▶ [AIM] Extract the full listing verbatim and drop any pictures from your copy.

[Entries taken from a collection]
'''
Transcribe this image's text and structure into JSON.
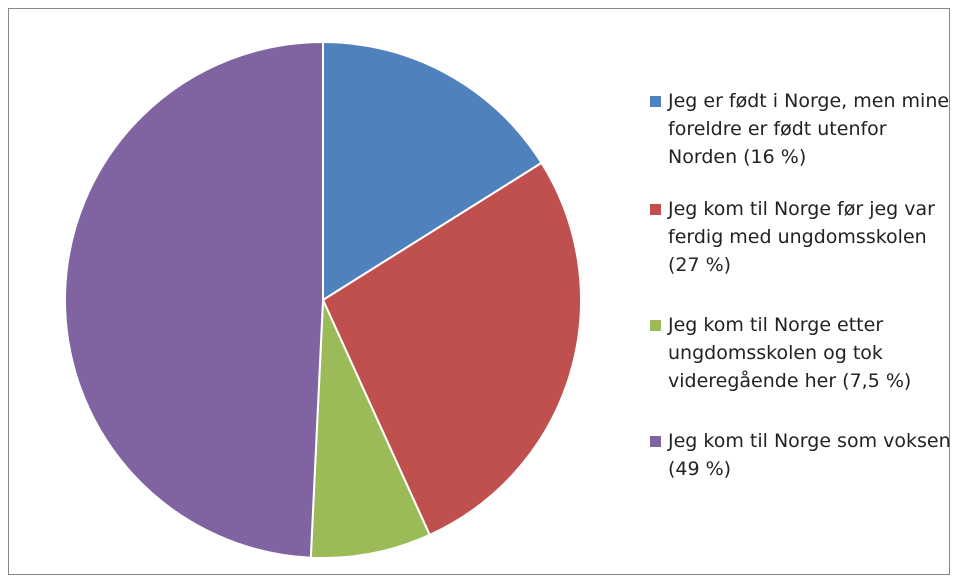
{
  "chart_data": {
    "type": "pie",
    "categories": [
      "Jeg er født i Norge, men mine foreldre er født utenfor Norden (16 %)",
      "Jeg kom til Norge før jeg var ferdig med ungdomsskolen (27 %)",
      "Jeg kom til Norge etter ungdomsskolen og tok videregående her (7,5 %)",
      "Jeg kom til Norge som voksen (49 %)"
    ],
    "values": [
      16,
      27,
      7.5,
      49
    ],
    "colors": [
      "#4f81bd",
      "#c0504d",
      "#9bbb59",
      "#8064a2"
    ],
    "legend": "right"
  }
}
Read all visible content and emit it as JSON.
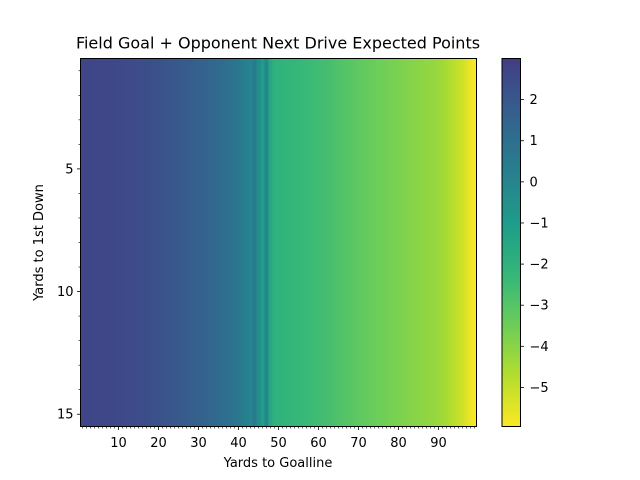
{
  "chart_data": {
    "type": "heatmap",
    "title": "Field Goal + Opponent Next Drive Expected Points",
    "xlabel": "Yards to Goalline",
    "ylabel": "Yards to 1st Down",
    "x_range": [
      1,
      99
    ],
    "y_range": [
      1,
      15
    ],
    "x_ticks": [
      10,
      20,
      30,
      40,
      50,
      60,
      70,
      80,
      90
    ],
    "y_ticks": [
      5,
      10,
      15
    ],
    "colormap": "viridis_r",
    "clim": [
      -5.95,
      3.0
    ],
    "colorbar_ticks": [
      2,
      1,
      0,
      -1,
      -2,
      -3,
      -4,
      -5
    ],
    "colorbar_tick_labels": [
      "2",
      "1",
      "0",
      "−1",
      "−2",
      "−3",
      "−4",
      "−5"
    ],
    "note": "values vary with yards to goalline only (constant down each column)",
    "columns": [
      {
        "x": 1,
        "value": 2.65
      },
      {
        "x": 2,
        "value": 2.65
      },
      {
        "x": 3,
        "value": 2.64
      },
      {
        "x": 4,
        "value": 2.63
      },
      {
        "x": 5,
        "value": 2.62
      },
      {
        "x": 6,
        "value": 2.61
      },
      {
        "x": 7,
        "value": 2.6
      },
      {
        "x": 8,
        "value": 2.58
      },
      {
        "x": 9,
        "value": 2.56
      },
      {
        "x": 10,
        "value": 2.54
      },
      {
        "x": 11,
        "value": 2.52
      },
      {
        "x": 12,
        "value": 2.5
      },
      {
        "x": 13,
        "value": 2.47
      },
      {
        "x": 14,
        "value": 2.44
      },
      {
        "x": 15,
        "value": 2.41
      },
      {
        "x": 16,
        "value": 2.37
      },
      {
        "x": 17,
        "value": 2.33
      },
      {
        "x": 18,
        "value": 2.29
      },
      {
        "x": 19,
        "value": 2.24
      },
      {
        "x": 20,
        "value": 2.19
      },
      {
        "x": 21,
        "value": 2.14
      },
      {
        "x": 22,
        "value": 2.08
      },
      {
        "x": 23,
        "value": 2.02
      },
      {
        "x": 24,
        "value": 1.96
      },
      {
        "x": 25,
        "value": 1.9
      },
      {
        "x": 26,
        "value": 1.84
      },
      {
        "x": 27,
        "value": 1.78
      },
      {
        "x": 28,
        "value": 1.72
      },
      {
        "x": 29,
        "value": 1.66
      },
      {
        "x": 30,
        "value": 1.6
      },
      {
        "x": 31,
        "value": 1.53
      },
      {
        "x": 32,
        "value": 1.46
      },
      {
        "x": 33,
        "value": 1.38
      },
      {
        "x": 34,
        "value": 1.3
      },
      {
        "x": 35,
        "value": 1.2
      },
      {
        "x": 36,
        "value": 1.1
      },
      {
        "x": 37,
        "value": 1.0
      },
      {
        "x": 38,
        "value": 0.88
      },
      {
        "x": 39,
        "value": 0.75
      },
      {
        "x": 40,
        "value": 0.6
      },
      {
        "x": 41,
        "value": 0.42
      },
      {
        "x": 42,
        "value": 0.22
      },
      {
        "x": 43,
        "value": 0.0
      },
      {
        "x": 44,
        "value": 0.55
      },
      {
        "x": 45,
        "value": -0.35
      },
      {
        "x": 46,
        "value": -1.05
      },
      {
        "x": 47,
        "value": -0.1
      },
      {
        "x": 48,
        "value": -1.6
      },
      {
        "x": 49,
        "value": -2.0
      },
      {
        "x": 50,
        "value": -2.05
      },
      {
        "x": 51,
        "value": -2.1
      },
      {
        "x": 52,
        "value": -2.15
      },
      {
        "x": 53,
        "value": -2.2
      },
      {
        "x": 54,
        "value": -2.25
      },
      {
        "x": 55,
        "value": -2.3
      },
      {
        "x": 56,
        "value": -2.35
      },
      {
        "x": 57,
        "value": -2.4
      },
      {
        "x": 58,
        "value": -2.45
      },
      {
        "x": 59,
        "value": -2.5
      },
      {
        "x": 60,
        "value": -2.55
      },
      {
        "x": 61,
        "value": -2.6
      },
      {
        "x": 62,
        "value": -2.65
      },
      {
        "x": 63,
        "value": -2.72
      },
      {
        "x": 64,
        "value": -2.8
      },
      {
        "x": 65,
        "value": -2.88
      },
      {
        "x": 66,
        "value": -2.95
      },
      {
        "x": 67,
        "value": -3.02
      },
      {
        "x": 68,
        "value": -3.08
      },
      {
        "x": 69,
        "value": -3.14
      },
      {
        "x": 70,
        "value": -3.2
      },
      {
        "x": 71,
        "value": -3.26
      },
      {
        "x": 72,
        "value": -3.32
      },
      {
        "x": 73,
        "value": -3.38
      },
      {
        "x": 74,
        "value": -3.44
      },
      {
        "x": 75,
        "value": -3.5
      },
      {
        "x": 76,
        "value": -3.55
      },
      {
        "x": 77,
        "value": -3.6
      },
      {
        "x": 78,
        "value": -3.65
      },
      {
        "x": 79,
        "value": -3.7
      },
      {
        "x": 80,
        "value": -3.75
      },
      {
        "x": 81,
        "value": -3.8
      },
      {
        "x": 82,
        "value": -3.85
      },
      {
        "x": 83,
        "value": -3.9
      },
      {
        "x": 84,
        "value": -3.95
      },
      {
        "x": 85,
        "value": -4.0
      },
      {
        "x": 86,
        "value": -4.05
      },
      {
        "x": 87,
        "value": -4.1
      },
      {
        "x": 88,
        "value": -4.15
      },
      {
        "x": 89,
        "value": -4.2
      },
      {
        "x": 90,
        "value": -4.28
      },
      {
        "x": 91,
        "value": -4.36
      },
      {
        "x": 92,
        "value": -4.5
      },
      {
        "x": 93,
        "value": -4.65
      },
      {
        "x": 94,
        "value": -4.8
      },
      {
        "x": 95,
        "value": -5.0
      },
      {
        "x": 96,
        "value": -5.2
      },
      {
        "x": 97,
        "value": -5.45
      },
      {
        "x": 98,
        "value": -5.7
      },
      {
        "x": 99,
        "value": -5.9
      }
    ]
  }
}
'''
▶ [FULL SOLUTION]
Transcribe this image's text and structure into JSON.
{
  "chart_data": {
    "type": "pie",
    "categories": [
      "Jeg er født i Norge, men mine foreldre er født utenfor Norden (16 %)",
      "Jeg kom til Norge før jeg var ferdig med ungdomsskolen (27 %)",
      "Jeg kom til Norge etter ungdomsskolen og tok videregående her (7,5 %)",
      "Jeg kom til Norge som voksen (49 %)"
    ],
    "values": [
      16,
      27,
      7.5,
      49
    ],
    "colors": [
      "#4f81bd",
      "#c0504d",
      "#9bbb59",
      "#8064a2"
    ],
    "legend": "right"
  }
}
Read all visible content and emit it as JSON.
{
  "chart_data": {
    "type": "heatmap",
    "title": "Field Goal + Opponent Next Drive Expected Points",
    "xlabel": "Yards to Goalline",
    "ylabel": "Yards to 1st Down",
    "x_range": [
      1,
      99
    ],
    "y_range": [
      1,
      15
    ],
    "x_ticks": [
      10,
      20,
      30,
      40,
      50,
      60,
      70,
      80,
      90
    ],
    "y_ticks": [
      5,
      10,
      15
    ],
    "colormap": "viridis_r",
    "clim": [
      -5.95,
      3.0
    ],
    "colorbar_ticks": [
      2,
      1,
      0,
      -1,
      -2,
      -3,
      -4,
      -5
    ],
    "colorbar_tick_labels": [
      "2",
      "1",
      "0",
      "−1",
      "−2",
      "−3",
      "−4",
      "−5"
    ],
    "note": "values vary with yards to goalline only (constant down each column)",
    "columns": [
      {
        "x": 1,
        "value": 2.65
      },
      {
        "x": 2,
        "value": 2.65
      },
      {
        "x": 3,
        "value": 2.64
      },
      {
        "x": 4,
        "value": 2.63
      },
      {
        "x": 5,
        "value": 2.62
      },
      {
        "x": 6,
        "value": 2.61
      },
      {
        "x": 7,
        "value": 2.6
      },
      {
        "x": 8,
        "value": 2.58
      },
      {
        "x": 9,
        "value": 2.56
      },
      {
        "x": 10,
        "value": 2.54
      },
      {
        "x": 11,
        "value": 2.52
      },
      {
        "x": 12,
        "value": 2.5
      },
      {
        "x": 13,
        "value": 2.47
      },
      {
        "x": 14,
        "value": 2.44
      },
      {
        "x": 15,
        "value": 2.41
      },
      {
        "x": 16,
        "value": 2.37
      },
      {
        "x": 17,
        "value": 2.33
      },
      {
        "x": 18,
        "value": 2.29
      },
      {
        "x": 19,
        "value": 2.24
      },
      {
        "x": 20,
        "value": 2.19
      },
      {
        "x": 21,
        "value": 2.14
      },
      {
        "x": 22,
        "value": 2.08
      },
      {
        "x": 23,
        "value": 2.02
      },
      {
        "x": 24,
        "value": 1.96
      },
      {
        "x": 25,
        "value": 1.9
      },
      {
        "x": 26,
        "value": 1.84
      },
      {
        "x": 27,
        "value": 1.78
      },
      {
        "x": 28,
        "value": 1.72
      },
      {
        "x": 29,
        "value": 1.66
      },
      {
        "x": 30,
        "value": 1.6
      },
      {
        "x": 31,
        "value": 1.53
      },
      {
        "x": 32,
        "value": 1.46
      },
      {
        "x": 33,
        "value": 1.38
      },
      {
        "x": 34,
        "value": 1.3
      },
      {
        "x": 35,
        "value": 1.2
      },
      {
        "x": 36,
        "value": 1.1
      },
      {
        "x": 37,
        "value": 1.0
      },
      {
        "x": 38,
        "value": 0.88
      },
      {
        "x": 39,
        "value": 0.75
      },
      {
        "x": 40,
        "value": 0.6
      },
      {
        "x": 41,
        "value": 0.42
      },
      {
        "x": 42,
        "value": 0.22
      },
      {
        "x": 43,
        "value": 0.0
      },
      {
        "x": 44,
        "value": 0.55
      },
      {
        "x": 45,
        "value": -0.35
      },
      {
        "x": 46,
        "value": -1.05
      },
      {
        "x": 47,
        "value": -0.1
      },
      {
        "x": 48,
        "value": -1.6
      },
      {
        "x": 49,
        "value": -2.0
      },
      {
        "x": 50,
        "value": -2.05
      },
      {
        "x": 51,
        "value": -2.1
      },
      {
        "x": 52,
        "value": -2.15
      },
      {
        "x": 53,
        "value": -2.2
      },
      {
        "x": 54,
        "value": -2.25
      },
      {
        "x": 55,
        "value": -2.3
      },
      {
        "x": 56,
        "value": -2.35
      },
      {
        "x": 57,
        "value": -2.4
      },
      {
        "x": 58,
        "value": -2.45
      },
      {
        "x": 59,
        "value": -2.5
      },
      {
        "x": 60,
        "value": -2.55
      },
      {
        "x": 61,
        "value": -2.6
      },
      {
        "x": 62,
        "value": -2.65
      },
      {
        "x": 63,
        "value": -2.72
      },
      {
        "x": 64,
        "value": -2.8
      },
      {
        "x": 65,
        "value": -2.88
      },
      {
        "x": 66,
        "value": -2.95
      },
      {
        "x": 67,
        "value": -3.02
      },
      {
        "x": 68,
        "value": -3.08
      },
      {
        "x": 69,
        "value": -3.14
      },
      {
        "x": 70,
        "value": -3.2
      },
      {
        "x": 71,
        "value": -3.26
      },
      {
        "x": 72,
        "value": -3.32
      },
      {
        "x": 73,
        "value": -3.38
      },
      {
        "x": 74,
        "value": -3.44
      },
      {
        "x": 75,
        "value": -3.5
      },
      {
        "x": 76,
        "value": -3.55
      },
      {
        "x": 77,
        "value": -3.6
      },
      {
        "x": 78,
        "value": -3.65
      },
      {
        "x": 79,
        "value": -3.7
      },
      {
        "x": 80,
        "value": -3.75
      },
      {
        "x": 81,
        "value": -3.8
      },
      {
        "x": 82,
        "value": -3.85
      },
      {
        "x": 83,
        "value": -3.9
      },
      {
        "x": 84,
        "value": -3.95
      },
      {
        "x": 85,
        "value": -4.0
      },
      {
        "x": 86,
        "value": -4.05
      },
      {
        "x": 87,
        "value": -4.1
      },
      {
        "x": 88,
        "value": -4.15
      },
      {
        "x": 89,
        "value": -4.2
      },
      {
        "x": 90,
        "value": -4.28
      },
      {
        "x": 91,
        "value": -4.36
      },
      {
        "x": 92,
        "value": -4.5
      },
      {
        "x": 93,
        "value": -4.65
      },
      {
        "x": 94,
        "value": -4.8
      },
      {
        "x": 95,
        "value": -5.0
      },
      {
        "x": 96,
        "value": -5.2
      },
      {
        "x": 97,
        "value": -5.45
      },
      {
        "x": 98,
        "value": -5.7
      },
      {
        "x": 99,
        "value": -5.9
      }
    ]
  }
}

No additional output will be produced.